Stored data entries
---*---

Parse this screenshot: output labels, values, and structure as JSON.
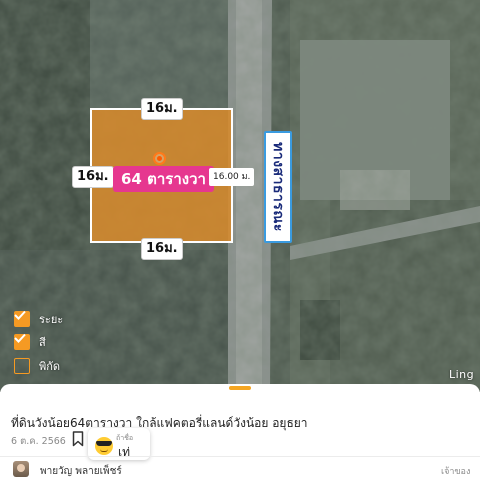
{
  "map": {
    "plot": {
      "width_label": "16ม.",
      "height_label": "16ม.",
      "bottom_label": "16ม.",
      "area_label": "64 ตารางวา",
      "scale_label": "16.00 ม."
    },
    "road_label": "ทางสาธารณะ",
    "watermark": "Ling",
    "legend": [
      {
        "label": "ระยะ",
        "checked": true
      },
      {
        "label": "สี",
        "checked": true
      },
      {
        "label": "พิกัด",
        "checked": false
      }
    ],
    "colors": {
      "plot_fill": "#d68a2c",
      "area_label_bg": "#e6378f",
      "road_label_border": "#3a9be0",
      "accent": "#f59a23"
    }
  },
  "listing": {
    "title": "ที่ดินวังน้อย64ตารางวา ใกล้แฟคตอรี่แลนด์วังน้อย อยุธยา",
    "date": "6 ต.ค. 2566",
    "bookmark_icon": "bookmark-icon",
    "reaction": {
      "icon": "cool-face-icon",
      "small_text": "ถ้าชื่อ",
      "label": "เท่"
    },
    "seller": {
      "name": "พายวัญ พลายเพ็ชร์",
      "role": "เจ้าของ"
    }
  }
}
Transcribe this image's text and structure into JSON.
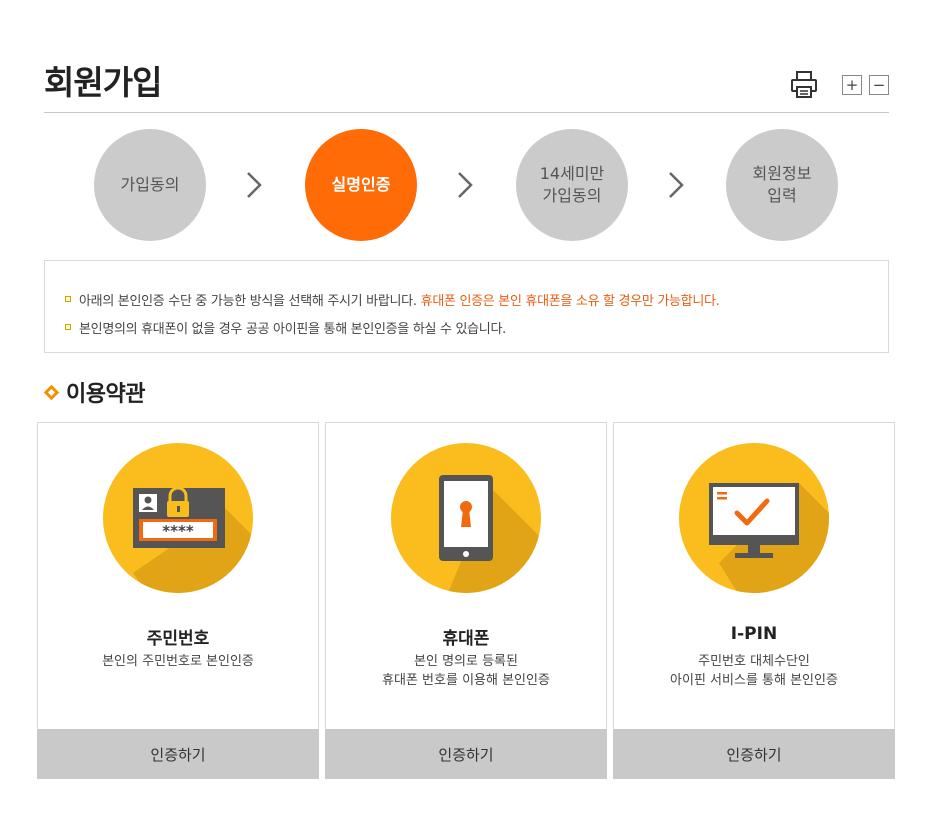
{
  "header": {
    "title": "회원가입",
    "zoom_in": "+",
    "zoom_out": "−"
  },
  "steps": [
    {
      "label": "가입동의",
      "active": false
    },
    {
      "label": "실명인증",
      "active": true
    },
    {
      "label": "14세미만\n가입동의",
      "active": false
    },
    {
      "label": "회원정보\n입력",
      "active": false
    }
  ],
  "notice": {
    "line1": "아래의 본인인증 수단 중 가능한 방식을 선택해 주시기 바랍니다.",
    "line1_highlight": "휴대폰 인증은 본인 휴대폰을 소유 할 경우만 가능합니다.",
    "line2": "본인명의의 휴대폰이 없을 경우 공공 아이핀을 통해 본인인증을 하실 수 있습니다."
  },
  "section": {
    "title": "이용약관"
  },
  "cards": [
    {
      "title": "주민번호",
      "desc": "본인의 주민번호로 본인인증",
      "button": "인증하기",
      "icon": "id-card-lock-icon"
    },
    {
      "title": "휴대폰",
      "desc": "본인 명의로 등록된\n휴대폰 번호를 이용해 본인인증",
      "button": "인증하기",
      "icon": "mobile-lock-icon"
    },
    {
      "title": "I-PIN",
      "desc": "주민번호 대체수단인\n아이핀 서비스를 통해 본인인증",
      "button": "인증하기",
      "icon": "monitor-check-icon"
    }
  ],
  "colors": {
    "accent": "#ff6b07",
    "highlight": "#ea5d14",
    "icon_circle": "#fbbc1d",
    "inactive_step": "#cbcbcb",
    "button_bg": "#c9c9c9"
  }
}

---*---

Find every line that has "structure" in it, then return those lines.

Parse this screenshot: output labels, values, and structure as JSON.
Transcribe this image's text and structure into JSON.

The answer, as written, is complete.